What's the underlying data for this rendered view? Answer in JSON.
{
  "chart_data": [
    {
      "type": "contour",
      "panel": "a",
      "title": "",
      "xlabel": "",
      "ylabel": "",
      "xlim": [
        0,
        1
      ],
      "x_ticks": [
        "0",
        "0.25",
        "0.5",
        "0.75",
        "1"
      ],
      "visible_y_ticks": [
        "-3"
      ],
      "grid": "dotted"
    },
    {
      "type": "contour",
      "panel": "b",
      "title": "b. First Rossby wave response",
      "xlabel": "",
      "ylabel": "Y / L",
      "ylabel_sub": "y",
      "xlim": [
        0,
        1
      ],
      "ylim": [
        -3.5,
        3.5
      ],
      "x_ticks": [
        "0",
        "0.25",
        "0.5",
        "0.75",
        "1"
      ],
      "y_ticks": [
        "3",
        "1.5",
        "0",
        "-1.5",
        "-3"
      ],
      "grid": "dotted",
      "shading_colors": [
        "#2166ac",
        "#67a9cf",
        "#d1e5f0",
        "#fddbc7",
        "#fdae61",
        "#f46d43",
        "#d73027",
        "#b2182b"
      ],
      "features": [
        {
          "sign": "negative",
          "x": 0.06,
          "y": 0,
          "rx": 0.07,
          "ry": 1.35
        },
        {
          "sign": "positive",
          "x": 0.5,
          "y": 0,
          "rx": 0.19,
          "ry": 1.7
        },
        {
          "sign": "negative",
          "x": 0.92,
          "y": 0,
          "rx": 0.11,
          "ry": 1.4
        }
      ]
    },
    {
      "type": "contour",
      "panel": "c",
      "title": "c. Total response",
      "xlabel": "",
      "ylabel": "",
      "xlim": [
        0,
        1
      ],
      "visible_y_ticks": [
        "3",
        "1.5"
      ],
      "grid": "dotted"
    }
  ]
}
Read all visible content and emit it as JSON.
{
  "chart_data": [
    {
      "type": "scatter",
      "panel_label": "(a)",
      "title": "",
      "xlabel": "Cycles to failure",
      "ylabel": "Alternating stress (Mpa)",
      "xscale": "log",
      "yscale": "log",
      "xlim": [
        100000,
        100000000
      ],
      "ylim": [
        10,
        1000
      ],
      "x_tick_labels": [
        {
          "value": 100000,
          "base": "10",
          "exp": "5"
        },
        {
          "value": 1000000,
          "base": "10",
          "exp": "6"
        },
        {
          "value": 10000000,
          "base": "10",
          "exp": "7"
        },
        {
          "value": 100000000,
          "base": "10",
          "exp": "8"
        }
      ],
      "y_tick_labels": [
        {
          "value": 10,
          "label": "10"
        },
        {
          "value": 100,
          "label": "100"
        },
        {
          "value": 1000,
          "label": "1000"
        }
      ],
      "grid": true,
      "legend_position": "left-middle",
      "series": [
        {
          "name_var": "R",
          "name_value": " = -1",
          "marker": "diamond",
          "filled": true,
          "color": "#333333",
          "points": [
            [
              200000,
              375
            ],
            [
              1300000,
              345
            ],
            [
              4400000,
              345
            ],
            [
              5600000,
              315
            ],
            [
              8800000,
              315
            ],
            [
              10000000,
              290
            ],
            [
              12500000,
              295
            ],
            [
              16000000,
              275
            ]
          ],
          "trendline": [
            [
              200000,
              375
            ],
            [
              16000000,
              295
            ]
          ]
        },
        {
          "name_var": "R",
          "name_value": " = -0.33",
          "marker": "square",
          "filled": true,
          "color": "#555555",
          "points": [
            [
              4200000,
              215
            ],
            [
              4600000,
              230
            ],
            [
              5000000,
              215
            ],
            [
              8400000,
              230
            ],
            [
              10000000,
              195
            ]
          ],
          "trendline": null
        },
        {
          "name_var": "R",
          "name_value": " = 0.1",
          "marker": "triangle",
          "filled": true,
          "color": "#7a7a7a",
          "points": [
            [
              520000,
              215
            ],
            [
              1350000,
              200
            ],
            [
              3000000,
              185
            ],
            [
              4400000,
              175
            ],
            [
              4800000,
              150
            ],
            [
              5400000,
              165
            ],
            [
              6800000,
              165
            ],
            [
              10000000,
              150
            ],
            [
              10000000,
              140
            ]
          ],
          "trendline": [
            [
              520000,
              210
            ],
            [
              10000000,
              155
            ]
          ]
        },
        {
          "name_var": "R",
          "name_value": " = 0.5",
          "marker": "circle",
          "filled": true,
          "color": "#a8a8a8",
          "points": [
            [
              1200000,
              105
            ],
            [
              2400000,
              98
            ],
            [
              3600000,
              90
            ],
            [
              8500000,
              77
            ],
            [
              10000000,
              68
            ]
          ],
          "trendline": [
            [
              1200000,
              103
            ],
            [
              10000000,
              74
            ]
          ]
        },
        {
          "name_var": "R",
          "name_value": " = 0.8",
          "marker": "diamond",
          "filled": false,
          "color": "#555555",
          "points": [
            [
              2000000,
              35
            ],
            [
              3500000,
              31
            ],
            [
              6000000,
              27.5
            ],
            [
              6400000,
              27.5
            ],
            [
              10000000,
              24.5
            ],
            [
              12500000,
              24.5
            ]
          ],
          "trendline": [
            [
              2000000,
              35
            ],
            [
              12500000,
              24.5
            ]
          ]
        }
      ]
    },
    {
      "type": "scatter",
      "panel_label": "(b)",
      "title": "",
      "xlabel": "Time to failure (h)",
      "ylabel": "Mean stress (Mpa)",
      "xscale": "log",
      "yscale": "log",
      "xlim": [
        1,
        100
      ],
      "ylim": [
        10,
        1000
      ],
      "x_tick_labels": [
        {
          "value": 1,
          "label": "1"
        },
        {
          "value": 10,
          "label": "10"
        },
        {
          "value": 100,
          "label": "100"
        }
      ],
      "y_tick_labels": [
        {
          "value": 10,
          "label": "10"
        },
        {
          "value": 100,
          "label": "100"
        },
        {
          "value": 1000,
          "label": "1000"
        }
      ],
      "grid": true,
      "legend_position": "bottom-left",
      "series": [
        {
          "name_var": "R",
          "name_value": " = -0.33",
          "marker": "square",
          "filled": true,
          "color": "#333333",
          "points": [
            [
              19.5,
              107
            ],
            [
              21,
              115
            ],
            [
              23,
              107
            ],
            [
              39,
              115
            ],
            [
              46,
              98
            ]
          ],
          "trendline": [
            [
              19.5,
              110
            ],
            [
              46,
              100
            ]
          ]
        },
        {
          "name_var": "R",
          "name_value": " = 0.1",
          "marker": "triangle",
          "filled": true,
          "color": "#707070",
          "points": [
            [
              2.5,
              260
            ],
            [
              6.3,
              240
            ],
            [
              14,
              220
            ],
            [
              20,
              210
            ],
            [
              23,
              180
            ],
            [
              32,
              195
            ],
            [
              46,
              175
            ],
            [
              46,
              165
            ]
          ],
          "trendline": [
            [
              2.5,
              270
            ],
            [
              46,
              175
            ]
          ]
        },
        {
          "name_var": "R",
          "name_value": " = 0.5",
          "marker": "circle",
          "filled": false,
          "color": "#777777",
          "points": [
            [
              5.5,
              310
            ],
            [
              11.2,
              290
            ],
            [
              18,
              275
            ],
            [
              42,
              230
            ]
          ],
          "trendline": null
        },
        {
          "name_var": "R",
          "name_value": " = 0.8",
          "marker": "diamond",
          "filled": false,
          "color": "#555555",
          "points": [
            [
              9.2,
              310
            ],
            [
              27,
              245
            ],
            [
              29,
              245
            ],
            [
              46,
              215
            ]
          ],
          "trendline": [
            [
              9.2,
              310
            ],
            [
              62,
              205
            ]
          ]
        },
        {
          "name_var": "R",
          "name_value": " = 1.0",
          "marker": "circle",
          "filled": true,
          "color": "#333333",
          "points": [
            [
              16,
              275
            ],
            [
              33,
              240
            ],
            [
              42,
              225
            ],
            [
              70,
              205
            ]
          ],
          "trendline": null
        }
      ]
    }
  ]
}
........
### Exercise directions
Return all of the data exactly as it reads.

### Completed task
What's the underlying data for this rendered view? Answer in JSON.
{
  "chart_data": [
    {
      "type": "contour",
      "panel": "a",
      "title": "",
      "xlabel": "",
      "ylabel": "",
      "xlim": [
        0,
        1
      ],
      "x_ticks": [
        "0",
        "0.25",
        "0.5",
        "0.75",
        "1"
      ],
      "visible_y_ticks": [
        "-3"
      ],
      "grid": "dotted"
    },
    {
      "type": "contour",
      "panel": "b",
      "title": "b. First Rossby wave response",
      "xlabel": "",
      "ylabel": "Y / L",
      "ylabel_sub": "y",
      "xlim": [
        0,
        1
      ],
      "ylim": [
        -3.5,
        3.5
      ],
      "x_ticks": [
        "0",
        "0.25",
        "0.5",
        "0.75",
        "1"
      ],
      "y_ticks": [
        "3",
        "1.5",
        "0",
        "-1.5",
        "-3"
      ],
      "grid": "dotted",
      "shading_colors": [
        "#2166ac",
        "#67a9cf",
        "#d1e5f0",
        "#fddbc7",
        "#fdae61",
        "#f46d43",
        "#d73027",
        "#b2182b"
      ],
      "features": [
        {
          "sign": "negative",
          "x": 0.06,
          "y": 0,
          "rx": 0.07,
          "ry": 1.35
        },
        {
          "sign": "positive",
          "x": 0.5,
          "y": 0,
          "rx": 0.19,
          "ry": 1.7
        },
        {
          "sign": "negative",
          "x": 0.92,
          "y": 0,
          "rx": 0.11,
          "ry": 1.4
        }
      ]
    },
    {
      "type": "contour",
      "panel": "c",
      "title": "c. Total response",
      "xlabel": "",
      "ylabel": "",
      "xlim": [
        0,
        1
      ],
      "visible_y_ticks": [
        "3",
        "1.5"
      ],
      "grid": "dotted"
    }
  ]
}
Read all visible content and emit it as JSON.
{
  "chart_data": [
    {
      "type": "scatter",
      "panel_label": "(a)",
      "title": "",
      "xlabel": "Cycles to failure",
      "ylabel": "Alternating stress (Mpa)",
      "xscale": "log",
      "yscale": "log",
      "xlim": [
        100000,
        100000000
      ],
      "ylim": [
        10,
        1000
      ],
      "x_tick_labels": [
        {
          "value": 100000,
          "base": "10",
          "exp": "5"
        },
        {
          "value": 1000000,
          "base": "10",
          "exp": "6"
        },
        {
          "value": 10000000,
          "base": "10",
          "exp": "7"
        },
        {
          "value": 100000000,
          "base": "10",
          "exp": "8"
        }
      ],
      "y_tick_labels": [
        {
          "value": 10,
          "label": "10"
        },
        {
          "value": 100,
          "label": "100"
        },
        {
          "value": 1000,
          "label": "1000"
        }
      ],
      "grid": true,
      "legend_position": "left-middle",
      "series": [
        {
          "name_var": "R",
          "name_value": " = -1",
          "marker": "diamond",
          "filled": true,
          "color": "#333333",
          "points": [
            [
              200000,
              375
            ],
            [
              1300000,
              345
            ],
            [
              4400000,
              345
            ],
            [
              5600000,
              315
            ],
            [
              8800000,
              315
            ],
            [
              10000000,
              290
            ],
            [
              12500000,
              295
            ],
            [
              16000000,
              275
            ]
          ],
          "trendline": [
            [
              200000,
              375
            ],
            [
              16000000,
              295
            ]
          ]
        },
        {
          "name_var": "R",
          "name_value": " = -0.33",
          "marker": "square",
          "filled": true,
          "color": "#555555",
          "points": [
            [
              4200000,
              215
            ],
            [
              4600000,
              230
            ],
            [
              5000000,
              215
            ],
            [
              8400000,
              230
            ],
            [
              10000000,
              195
            ]
          ],
          "trendline": null
        },
        {
          "name_var": "R",
          "name_value": " = 0.1",
          "marker": "triangle",
          "filled": true,
          "color": "#7a7a7a",
          "points": [
            [
              520000,
              215
            ],
            [
              1350000,
              200
            ],
            [
              3000000,
              185
            ],
            [
              4400000,
              175
            ],
            [
              4800000,
              150
            ],
            [
              5400000,
              165
            ],
            [
              6800000,
              165
            ],
            [
              10000000,
              150
            ],
            [
              10000000,
              140
            ]
          ],
          "trendline": [
            [
              520000,
              210
            ],
            [
              10000000,
              155
            ]
          ]
        },
        {
          "name_var": "R",
          "name_value": " = 0.5",
          "marker": "circle",
          "filled": true,
          "color": "#a8a8a8",
          "points": [
            [
              1200000,
              105
            ],
            [
              2400000,
              98
            ],
            [
              3600000,
              90
            ],
            [
              8500000,
              77
            ],
            [
              10000000,
              68
            ]
          ],
          "trendline": [
            [
              1200000,
              103
            ],
            [
              10000000,
              74
            ]
          ]
        },
        {
          "name_var": "R",
          "name_value": " = 0.8",
          "marker": "diamond",
          "filled": false,
          "color": "#555555",
          "points": [
            [
              2000000,
              35
            ],
            [
              3500000,
              31
            ],
            [
              6000000,
              27.5
            ],
            [
              6400000,
              27.5
            ],
            [
              10000000,
              24.5
            ],
            [
              12500000,
              24.5
            ]
          ],
          "trendline": [
            [
              2000000,
              35
            ],
            [
              12500000,
              24.5
            ]
          ]
        }
      ]
    },
    {
      "type": "scatter",
      "panel_label": "(b)",
      "title": "",
      "xlabel": "Time to failure (h)",
      "ylabel": "Mean stress (Mpa)",
      "xscale": "log",
      "yscale": "log",
      "xlim": [
        1,
        100
      ],
      "ylim": [
        10,
        1000
      ],
      "x_tick_labels": [
        {
          "value": 1,
          "label": "1"
        },
        {
          "value": 10,
          "label": "10"
        },
        {
          "value": 100,
          "label": "100"
        }
      ],
      "y_tick_labels": [
        {
          "value": 10,
          "label": "10"
        },
        {
          "value": 100,
          "label": "100"
        },
        {
          "value": 1000,
          "label": "1000"
        }
      ],
      "grid": true,
      "legend_position": "bottom-left",
      "series": [
        {
          "name_var": "R",
          "name_value": " = -0.33",
          "marker": "square",
          "filled": true,
          "color": "#333333",
          "points": [
            [
              19.5,
              107
            ],
            [
              21,
              115
            ],
            [
              23,
              107
            ],
            [
              39,
              115
            ],
            [
              46,
              98
            ]
          ],
          "trendline": [
            [
              19.5,
              110
            ],
            [
              46,
              100
            ]
          ]
        },
        {
          "name_var": "R",
          "name_value": " = 0.1",
          "marker": "triangle",
          "filled": true,
          "color": "#707070",
          "points": [
            [
              2.5,
              260
            ],
            [
              6.3,
              240
            ],
            [
              14,
              220
            ],
            [
              20,
              210
            ],
            [
              23,
              180
            ],
            [
              32,
              195
            ],
            [
              46,
              175
            ],
            [
              46,
              165
            ]
          ],
          "trendline": [
            [
              2.5,
              270
            ],
            [
              46,
              175
            ]
          ]
        },
        {
          "name_var": "R",
          "name_value": " = 0.5",
          "marker": "circle",
          "filled": false,
          "color": "#777777",
          "points": [
            [
              5.5,
              310
            ],
            [
              11.2,
              290
            ],
            [
              18,
              275
            ],
            [
              42,
              230
            ]
          ],
          "trendline": null
        },
        {
          "name_var": "R",
          "name_value": " = 0.8",
          "marker": "diamond",
          "filled": false,
          "color": "#555555",
          "points": [
            [
              9.2,
              310
            ],
            [
              27,
              245
            ],
            [
              29,
              245
            ],
            [
              46,
              215
            ]
          ],
          "trendline": [
            [
              9.2,
              310
            ],
            [
              62,
              205
            ]
          ]
        },
        {
          "name_var": "R",
          "name_value": " = 1.0",
          "marker": "circle",
          "filled": true,
          "color": "#333333",
          "points": [
            [
              16,
              275
            ],
            [
              33,
              240
            ],
            [
              42,
              225
            ],
            [
              70,
              205
            ]
          ],
          "trendline": null
        }
      ]
    }
  ]
}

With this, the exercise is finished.